**EXERCISE INSTRUCTIONS:** Search the listing below for the string "Κυρίου" and copy every line where it occurs.

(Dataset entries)
------

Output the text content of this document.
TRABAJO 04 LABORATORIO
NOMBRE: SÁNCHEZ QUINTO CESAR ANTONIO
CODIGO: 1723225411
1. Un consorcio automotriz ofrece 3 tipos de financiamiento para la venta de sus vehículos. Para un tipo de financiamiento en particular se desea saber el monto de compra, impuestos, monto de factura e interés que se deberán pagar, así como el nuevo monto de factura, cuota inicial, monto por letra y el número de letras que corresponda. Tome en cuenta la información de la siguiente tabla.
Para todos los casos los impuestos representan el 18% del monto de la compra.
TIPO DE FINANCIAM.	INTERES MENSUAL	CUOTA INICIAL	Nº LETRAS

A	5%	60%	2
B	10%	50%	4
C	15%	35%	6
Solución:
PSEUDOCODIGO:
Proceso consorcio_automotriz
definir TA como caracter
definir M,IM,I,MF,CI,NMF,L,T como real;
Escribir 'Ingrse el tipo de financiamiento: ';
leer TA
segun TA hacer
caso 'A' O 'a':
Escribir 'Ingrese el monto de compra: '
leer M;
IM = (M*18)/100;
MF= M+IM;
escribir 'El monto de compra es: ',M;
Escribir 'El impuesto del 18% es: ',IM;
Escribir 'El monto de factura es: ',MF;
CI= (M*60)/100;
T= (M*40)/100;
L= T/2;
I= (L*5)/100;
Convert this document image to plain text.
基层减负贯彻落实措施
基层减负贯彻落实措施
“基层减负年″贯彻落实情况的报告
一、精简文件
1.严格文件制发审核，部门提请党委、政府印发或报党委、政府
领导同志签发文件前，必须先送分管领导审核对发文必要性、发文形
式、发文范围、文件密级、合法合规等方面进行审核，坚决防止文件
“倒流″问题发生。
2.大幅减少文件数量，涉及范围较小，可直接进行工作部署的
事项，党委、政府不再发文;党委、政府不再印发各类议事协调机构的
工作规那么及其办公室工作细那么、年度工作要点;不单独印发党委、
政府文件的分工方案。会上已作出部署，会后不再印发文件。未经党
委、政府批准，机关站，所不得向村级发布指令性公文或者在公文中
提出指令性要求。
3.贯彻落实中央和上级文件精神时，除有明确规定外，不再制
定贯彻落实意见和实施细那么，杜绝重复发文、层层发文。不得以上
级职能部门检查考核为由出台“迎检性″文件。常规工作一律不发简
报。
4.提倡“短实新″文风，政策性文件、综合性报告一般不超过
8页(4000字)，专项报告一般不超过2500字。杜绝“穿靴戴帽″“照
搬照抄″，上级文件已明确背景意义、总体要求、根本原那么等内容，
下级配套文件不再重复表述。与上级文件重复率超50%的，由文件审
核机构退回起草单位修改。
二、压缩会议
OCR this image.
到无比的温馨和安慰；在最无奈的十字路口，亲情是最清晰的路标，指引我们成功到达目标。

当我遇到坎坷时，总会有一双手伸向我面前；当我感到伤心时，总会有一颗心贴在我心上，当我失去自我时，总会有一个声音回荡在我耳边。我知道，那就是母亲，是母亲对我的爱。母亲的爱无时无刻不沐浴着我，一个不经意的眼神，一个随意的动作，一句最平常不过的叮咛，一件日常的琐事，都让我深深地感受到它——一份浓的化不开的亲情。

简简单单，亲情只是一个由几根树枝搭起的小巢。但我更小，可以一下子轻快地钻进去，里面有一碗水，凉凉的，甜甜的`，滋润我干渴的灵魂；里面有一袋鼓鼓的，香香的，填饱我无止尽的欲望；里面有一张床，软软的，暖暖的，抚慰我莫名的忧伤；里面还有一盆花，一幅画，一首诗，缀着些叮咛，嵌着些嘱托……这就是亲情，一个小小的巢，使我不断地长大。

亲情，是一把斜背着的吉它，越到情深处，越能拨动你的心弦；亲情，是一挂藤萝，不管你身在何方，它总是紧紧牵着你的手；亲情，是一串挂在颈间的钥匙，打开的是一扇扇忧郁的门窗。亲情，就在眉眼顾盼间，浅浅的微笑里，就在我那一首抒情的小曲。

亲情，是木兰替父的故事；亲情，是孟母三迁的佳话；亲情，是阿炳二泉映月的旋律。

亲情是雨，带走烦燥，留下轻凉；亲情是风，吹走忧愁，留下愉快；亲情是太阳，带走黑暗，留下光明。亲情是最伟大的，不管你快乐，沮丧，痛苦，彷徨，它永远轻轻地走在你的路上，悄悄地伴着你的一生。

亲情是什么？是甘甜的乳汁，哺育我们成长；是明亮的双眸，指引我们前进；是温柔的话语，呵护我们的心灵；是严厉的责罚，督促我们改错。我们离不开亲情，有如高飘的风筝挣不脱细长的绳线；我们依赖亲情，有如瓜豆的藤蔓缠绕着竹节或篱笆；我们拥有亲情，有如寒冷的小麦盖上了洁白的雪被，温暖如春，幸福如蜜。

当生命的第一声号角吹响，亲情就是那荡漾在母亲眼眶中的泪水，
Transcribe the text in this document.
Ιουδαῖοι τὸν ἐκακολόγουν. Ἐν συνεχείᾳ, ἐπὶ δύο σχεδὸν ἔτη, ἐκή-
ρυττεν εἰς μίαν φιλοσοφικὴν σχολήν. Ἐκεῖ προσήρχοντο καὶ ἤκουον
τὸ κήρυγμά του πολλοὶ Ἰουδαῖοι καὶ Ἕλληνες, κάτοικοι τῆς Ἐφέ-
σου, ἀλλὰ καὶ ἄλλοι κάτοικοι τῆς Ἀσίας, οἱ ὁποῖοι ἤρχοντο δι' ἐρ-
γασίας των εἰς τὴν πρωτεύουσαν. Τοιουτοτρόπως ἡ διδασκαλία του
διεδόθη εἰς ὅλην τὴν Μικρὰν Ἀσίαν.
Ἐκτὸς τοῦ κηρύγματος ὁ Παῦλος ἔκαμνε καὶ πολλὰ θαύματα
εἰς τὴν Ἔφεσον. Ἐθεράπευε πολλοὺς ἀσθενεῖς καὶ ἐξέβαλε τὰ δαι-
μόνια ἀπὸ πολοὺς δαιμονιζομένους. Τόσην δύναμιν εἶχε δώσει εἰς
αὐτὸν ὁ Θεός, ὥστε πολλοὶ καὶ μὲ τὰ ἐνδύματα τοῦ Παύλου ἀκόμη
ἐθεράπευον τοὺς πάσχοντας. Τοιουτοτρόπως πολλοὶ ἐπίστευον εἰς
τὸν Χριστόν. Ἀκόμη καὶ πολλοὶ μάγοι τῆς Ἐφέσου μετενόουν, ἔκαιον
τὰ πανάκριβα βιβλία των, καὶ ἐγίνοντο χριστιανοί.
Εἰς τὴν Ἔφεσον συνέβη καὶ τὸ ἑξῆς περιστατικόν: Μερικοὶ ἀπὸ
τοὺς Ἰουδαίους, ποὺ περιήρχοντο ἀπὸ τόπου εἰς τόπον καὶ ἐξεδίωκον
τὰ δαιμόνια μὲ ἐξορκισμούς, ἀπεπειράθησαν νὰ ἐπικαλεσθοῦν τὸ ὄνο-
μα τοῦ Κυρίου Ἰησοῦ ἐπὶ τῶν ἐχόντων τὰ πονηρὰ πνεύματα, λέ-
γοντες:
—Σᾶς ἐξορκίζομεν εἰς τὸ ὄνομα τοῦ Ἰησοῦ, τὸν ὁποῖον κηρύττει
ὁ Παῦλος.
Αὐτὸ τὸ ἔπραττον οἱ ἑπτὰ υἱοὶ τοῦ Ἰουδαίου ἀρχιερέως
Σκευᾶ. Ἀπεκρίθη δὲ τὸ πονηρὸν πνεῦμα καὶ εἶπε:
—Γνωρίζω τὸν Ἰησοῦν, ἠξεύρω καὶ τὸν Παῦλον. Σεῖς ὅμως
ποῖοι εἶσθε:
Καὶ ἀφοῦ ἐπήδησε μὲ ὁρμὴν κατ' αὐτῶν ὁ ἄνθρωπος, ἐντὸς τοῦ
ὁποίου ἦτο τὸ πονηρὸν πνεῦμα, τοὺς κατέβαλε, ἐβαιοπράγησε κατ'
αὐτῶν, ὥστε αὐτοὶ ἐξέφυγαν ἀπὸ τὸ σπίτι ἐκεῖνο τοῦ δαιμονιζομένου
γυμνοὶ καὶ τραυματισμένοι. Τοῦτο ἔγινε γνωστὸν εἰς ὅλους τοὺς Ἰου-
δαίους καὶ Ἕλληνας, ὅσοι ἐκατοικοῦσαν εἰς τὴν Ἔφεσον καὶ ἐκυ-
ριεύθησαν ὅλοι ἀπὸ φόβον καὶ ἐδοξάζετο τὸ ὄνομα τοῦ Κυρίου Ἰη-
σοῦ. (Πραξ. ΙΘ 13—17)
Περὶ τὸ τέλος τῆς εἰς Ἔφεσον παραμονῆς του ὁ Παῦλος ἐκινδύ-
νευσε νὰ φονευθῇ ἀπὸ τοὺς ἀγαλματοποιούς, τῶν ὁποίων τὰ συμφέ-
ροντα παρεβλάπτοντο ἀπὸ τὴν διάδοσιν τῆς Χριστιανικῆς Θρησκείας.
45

------

**RIGHT ANSWER:**
μα τοῦ Κυρίου Ἰησοῦ ἐπὶ τῶν ἐχόντων τὰ πονηρὰ πνεύματα, λέ-
ριεύθησαν ὅλοι ἀπὸ φόβον καὶ ἐδοξάζετο τὸ ὄνομα τοῦ Κυρίου Ἰη-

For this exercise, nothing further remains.